*SET EXERCISE*
Report how many lines include the word "ログのバインド", and nothing besides that number.

..............................

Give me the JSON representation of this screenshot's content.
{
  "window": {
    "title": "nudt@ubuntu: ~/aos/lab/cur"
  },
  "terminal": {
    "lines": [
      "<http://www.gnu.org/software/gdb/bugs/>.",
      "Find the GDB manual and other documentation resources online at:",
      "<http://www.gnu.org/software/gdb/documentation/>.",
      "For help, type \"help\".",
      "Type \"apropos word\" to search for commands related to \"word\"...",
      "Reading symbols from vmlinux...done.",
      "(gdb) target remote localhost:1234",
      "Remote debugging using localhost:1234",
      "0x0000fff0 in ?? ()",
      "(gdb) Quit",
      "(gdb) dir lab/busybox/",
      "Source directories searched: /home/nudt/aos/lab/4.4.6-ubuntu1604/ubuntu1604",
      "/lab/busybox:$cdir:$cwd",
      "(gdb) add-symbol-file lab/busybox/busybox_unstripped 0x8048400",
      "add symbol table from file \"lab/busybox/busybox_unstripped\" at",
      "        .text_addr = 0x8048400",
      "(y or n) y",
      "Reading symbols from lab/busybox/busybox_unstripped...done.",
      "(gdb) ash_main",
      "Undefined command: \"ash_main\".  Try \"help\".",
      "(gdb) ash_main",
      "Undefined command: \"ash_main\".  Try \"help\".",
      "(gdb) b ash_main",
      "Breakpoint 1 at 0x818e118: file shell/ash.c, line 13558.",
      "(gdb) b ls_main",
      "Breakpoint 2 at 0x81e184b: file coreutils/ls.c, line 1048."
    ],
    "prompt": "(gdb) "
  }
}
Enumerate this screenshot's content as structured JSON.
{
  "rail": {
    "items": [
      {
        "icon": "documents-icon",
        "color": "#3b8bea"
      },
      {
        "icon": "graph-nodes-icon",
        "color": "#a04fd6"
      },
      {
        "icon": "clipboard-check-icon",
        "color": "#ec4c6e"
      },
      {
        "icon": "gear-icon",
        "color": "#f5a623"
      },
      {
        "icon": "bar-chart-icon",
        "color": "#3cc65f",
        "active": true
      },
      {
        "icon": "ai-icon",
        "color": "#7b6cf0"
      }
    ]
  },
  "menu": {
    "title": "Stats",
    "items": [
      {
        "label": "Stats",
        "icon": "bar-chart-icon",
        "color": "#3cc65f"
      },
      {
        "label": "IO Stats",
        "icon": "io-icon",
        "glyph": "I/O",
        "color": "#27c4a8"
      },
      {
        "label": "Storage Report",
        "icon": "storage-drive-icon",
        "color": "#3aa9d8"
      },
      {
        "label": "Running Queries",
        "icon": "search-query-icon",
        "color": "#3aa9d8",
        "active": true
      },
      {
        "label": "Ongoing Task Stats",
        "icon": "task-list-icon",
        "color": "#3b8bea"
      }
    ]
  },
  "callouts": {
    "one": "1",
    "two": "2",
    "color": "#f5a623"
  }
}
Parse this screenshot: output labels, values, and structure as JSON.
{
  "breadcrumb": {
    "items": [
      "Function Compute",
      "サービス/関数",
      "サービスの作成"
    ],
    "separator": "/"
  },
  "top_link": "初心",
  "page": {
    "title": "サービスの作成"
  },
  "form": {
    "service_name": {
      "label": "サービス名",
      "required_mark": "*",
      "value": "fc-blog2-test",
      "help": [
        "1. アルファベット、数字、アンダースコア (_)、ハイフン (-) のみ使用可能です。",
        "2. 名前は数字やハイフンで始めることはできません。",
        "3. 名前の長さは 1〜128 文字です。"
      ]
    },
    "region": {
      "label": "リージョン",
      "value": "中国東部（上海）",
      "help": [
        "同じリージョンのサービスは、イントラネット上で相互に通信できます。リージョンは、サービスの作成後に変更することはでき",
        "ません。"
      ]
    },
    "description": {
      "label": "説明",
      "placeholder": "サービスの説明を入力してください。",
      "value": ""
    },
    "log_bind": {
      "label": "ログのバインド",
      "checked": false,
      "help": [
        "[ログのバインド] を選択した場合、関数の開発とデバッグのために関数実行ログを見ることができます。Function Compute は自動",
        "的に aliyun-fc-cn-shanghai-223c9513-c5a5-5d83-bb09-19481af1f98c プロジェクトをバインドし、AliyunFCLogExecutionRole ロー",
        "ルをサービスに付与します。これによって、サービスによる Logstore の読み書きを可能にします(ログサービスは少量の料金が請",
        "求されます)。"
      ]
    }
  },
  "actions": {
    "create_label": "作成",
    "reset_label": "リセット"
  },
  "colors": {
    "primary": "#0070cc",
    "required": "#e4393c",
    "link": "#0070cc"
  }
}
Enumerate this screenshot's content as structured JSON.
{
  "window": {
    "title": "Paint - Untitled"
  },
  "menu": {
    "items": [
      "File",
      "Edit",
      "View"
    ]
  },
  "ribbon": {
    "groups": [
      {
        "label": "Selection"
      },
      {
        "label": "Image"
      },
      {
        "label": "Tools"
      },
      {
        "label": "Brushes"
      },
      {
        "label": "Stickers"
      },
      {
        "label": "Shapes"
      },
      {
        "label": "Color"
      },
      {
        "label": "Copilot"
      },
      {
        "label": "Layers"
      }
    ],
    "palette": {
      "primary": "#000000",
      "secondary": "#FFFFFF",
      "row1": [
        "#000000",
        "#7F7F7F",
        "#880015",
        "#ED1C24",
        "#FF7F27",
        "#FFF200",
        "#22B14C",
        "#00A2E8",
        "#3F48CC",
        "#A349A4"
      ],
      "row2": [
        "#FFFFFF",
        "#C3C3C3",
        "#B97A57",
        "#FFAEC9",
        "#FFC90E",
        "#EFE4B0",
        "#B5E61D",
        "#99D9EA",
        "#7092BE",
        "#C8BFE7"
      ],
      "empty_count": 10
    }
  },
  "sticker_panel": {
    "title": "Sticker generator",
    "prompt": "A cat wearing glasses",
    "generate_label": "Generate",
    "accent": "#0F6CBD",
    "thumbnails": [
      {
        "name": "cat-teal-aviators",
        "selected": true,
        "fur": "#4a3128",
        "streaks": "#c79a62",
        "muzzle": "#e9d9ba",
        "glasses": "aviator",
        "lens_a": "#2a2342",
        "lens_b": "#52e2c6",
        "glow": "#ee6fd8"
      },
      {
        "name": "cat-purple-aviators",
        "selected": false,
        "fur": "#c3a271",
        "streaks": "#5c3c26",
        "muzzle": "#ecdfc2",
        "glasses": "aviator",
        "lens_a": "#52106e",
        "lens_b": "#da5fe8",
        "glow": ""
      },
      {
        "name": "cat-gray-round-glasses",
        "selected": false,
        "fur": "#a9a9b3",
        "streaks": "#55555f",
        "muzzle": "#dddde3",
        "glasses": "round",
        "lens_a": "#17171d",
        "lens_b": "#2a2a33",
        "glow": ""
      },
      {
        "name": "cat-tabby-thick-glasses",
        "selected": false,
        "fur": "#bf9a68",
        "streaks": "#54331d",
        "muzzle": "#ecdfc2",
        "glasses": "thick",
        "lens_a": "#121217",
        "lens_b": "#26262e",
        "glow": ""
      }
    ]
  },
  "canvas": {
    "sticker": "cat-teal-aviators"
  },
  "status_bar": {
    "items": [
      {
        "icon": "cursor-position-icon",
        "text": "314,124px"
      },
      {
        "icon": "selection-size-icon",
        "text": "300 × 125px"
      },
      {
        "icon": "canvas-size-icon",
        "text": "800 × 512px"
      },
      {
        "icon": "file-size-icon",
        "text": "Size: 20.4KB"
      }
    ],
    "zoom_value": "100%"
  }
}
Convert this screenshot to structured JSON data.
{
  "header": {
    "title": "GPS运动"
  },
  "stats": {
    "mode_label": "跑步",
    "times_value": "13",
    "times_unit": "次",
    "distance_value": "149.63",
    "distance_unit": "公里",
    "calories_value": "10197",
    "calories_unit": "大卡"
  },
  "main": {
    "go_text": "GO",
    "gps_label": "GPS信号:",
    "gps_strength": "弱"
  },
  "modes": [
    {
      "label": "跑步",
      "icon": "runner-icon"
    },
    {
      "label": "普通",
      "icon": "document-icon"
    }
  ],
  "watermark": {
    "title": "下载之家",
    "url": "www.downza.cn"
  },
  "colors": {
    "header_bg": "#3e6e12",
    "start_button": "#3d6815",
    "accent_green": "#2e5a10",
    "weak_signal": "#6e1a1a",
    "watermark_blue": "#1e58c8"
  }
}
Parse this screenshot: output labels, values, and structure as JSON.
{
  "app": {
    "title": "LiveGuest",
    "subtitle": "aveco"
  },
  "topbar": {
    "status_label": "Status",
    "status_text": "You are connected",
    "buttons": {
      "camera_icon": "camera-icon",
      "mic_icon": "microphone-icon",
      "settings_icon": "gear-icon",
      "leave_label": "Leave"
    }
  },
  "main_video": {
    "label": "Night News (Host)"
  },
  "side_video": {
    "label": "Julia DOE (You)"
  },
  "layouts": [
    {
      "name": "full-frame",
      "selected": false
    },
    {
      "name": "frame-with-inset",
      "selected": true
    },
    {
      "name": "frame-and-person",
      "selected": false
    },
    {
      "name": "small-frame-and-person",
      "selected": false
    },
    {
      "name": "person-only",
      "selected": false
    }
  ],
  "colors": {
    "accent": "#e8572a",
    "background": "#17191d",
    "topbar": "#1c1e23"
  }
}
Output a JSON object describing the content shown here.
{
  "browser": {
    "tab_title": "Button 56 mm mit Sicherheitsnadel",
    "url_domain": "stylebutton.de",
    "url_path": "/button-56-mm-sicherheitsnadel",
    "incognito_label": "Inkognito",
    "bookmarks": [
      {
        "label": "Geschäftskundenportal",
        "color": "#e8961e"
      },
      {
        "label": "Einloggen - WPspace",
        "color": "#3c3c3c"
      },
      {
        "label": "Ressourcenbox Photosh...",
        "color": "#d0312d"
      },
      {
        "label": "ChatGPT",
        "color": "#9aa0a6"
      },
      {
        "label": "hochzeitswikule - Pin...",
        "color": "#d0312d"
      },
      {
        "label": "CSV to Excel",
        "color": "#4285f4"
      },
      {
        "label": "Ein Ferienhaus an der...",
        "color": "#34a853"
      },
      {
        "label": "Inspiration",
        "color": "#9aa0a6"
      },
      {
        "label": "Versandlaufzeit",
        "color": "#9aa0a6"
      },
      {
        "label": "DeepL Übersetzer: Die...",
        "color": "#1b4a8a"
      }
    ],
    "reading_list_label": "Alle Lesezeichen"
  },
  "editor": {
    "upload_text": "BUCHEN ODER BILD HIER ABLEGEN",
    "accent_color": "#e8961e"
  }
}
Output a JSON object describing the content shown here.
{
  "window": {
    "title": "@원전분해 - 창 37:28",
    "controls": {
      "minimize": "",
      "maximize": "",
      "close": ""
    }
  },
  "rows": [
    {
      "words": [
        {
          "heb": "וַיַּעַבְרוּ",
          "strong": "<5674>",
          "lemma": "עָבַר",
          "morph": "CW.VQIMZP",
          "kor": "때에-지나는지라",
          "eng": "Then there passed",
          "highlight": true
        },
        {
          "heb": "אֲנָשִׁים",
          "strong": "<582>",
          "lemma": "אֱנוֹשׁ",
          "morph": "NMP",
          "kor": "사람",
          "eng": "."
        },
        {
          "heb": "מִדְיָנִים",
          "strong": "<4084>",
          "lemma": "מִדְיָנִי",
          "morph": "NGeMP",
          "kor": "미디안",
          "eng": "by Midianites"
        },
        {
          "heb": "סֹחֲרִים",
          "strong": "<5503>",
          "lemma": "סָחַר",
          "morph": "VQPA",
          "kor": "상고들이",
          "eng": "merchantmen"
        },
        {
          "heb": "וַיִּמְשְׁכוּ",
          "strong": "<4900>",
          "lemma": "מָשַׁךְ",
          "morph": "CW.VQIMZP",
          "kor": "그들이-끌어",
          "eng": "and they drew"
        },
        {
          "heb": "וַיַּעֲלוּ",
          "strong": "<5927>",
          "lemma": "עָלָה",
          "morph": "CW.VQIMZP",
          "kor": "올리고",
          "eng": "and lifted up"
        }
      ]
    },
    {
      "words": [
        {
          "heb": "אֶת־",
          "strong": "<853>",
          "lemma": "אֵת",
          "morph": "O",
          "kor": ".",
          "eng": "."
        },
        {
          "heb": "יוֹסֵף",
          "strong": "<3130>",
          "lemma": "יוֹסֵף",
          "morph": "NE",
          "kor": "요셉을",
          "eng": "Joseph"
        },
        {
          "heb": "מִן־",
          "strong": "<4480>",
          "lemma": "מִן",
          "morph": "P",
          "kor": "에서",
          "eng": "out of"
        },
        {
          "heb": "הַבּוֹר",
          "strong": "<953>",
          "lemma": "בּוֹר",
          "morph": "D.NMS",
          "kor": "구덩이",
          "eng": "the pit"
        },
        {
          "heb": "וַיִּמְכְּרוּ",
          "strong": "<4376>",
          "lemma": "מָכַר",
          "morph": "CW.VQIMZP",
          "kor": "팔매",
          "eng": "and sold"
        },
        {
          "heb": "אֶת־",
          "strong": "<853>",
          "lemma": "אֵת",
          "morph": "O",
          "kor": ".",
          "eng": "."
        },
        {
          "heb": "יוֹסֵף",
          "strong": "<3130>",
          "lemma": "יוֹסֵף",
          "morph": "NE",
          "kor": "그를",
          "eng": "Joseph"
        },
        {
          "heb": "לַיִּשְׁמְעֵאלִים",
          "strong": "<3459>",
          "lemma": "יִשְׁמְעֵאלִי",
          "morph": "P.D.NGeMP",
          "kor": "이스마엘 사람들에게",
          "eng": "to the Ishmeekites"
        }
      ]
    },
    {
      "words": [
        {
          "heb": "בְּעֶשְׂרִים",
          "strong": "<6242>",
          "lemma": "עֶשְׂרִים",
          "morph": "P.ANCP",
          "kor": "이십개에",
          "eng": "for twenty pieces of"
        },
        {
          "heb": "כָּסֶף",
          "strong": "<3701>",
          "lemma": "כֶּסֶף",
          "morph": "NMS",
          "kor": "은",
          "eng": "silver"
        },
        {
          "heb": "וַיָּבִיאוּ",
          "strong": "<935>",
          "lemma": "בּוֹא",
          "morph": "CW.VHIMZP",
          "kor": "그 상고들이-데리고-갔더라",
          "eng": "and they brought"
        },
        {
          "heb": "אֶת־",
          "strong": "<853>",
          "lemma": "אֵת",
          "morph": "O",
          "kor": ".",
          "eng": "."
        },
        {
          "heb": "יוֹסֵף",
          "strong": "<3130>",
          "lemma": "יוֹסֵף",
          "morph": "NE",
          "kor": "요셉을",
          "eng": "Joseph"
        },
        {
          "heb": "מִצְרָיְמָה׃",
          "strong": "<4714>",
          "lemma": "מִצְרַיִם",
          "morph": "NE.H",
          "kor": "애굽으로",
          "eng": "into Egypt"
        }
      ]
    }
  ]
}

..............................

*ANSWER TO THIS PROBLEM*
2